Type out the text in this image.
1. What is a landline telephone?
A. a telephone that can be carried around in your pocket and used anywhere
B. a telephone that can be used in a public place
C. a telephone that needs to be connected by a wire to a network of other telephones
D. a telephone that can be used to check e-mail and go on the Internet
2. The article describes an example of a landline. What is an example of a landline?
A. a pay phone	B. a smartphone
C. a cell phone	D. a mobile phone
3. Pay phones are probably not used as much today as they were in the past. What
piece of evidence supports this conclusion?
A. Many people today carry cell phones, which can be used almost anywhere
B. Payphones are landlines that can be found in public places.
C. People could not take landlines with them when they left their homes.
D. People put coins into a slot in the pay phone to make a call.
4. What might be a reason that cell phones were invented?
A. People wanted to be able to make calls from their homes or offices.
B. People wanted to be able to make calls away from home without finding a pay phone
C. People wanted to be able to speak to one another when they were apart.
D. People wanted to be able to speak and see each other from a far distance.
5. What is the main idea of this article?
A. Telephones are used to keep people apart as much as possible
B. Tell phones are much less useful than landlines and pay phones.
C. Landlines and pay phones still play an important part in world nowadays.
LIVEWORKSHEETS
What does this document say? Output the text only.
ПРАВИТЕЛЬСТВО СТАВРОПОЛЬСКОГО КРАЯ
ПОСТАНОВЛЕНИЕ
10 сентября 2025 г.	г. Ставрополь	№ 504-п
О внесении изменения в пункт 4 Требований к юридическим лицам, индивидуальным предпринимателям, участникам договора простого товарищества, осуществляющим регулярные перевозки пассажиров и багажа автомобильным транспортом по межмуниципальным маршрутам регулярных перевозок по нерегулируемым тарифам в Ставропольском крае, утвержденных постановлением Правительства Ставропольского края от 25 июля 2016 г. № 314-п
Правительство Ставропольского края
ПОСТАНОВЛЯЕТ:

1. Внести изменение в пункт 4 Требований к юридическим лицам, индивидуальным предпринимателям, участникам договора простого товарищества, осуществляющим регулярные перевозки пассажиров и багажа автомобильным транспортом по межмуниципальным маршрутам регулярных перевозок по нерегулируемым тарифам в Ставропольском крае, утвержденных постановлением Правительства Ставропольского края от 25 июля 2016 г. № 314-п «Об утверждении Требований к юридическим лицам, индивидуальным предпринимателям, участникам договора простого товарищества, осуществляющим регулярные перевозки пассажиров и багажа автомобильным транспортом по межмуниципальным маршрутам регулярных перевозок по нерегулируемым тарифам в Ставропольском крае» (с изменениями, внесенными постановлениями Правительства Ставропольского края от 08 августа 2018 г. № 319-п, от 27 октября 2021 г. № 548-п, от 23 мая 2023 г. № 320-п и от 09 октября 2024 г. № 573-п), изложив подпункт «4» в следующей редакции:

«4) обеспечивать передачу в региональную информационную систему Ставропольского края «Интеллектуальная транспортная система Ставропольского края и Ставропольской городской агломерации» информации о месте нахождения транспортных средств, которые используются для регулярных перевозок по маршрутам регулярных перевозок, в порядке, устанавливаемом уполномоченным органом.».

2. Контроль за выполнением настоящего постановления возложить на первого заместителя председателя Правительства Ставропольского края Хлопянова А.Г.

--

> **What to produce**
Using the listing above, work out how many of its lines include "июля", and give only the result.

> **The output**
2